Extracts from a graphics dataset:
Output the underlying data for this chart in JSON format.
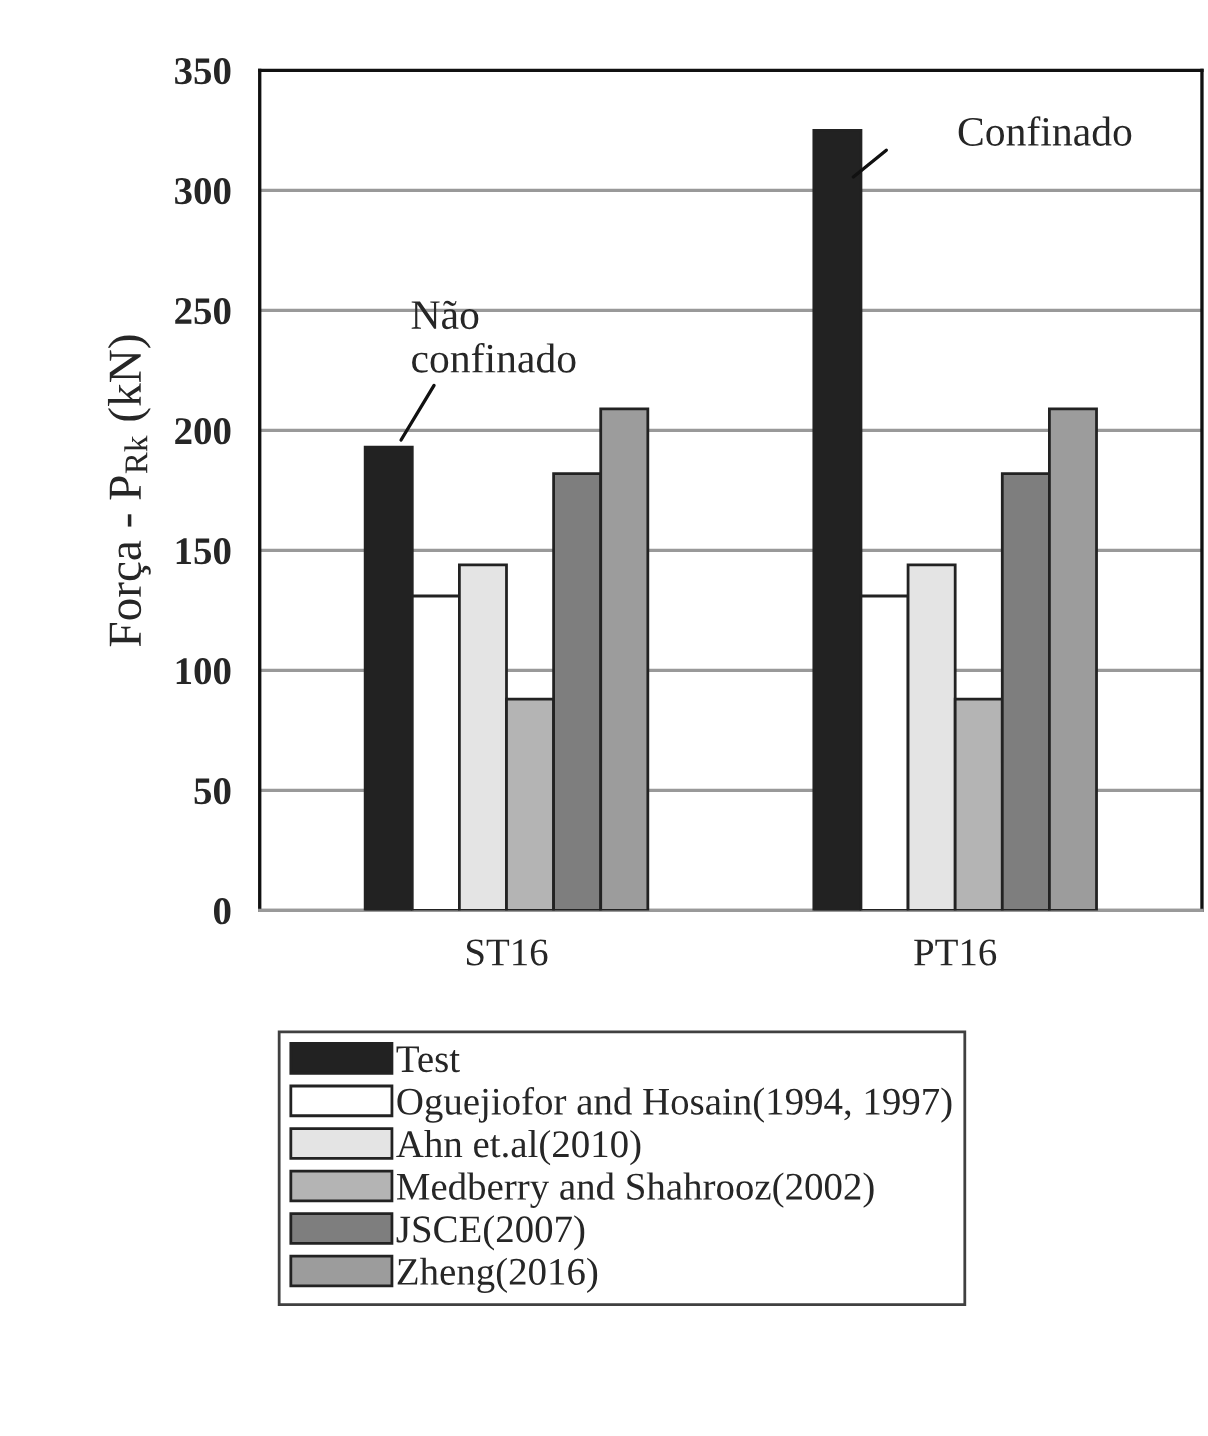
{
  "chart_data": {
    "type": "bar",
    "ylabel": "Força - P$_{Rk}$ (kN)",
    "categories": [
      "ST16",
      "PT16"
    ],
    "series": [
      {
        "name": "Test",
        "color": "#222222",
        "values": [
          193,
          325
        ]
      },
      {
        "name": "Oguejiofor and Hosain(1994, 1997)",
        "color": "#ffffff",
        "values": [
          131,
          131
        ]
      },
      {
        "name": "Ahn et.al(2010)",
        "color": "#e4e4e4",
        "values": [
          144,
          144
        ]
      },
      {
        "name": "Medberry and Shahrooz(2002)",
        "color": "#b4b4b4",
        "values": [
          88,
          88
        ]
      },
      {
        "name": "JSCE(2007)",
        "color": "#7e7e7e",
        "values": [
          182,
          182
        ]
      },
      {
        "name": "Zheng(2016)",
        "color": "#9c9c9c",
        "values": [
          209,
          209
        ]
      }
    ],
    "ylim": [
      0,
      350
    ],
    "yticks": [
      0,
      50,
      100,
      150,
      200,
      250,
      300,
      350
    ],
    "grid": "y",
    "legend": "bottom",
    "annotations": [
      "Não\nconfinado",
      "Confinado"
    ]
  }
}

(Instruction) Without the pictures, write out all of the material exactly.

(Result for this exercise)
Output the underlying data for this chart in JSON format.
{
  "chart_data": {
    "type": "bar",
    "ylabel": "Força - P$_{Rk}$ (kN)",
    "categories": [
      "ST16",
      "PT16"
    ],
    "series": [
      {
        "name": "Test",
        "color": "#222222",
        "values": [
          193,
          325
        ]
      },
      {
        "name": "Oguejiofor and Hosain(1994, 1997)",
        "color": "#ffffff",
        "values": [
          131,
          131
        ]
      },
      {
        "name": "Ahn et.al(2010)",
        "color": "#e4e4e4",
        "values": [
          144,
          144
        ]
      },
      {
        "name": "Medberry and Shahrooz(2002)",
        "color": "#b4b4b4",
        "values": [
          88,
          88
        ]
      },
      {
        "name": "JSCE(2007)",
        "color": "#7e7e7e",
        "values": [
          182,
          182
        ]
      },
      {
        "name": "Zheng(2016)",
        "color": "#9c9c9c",
        "values": [
          209,
          209
        ]
      }
    ],
    "ylim": [
      0,
      350
    ],
    "yticks": [
      0,
      50,
      100,
      150,
      200,
      250,
      300,
      350
    ],
    "grid": "y",
    "legend": "bottom",
    "annotations": [
      "Não\nconfinado",
      "Confinado"
    ]
  }
}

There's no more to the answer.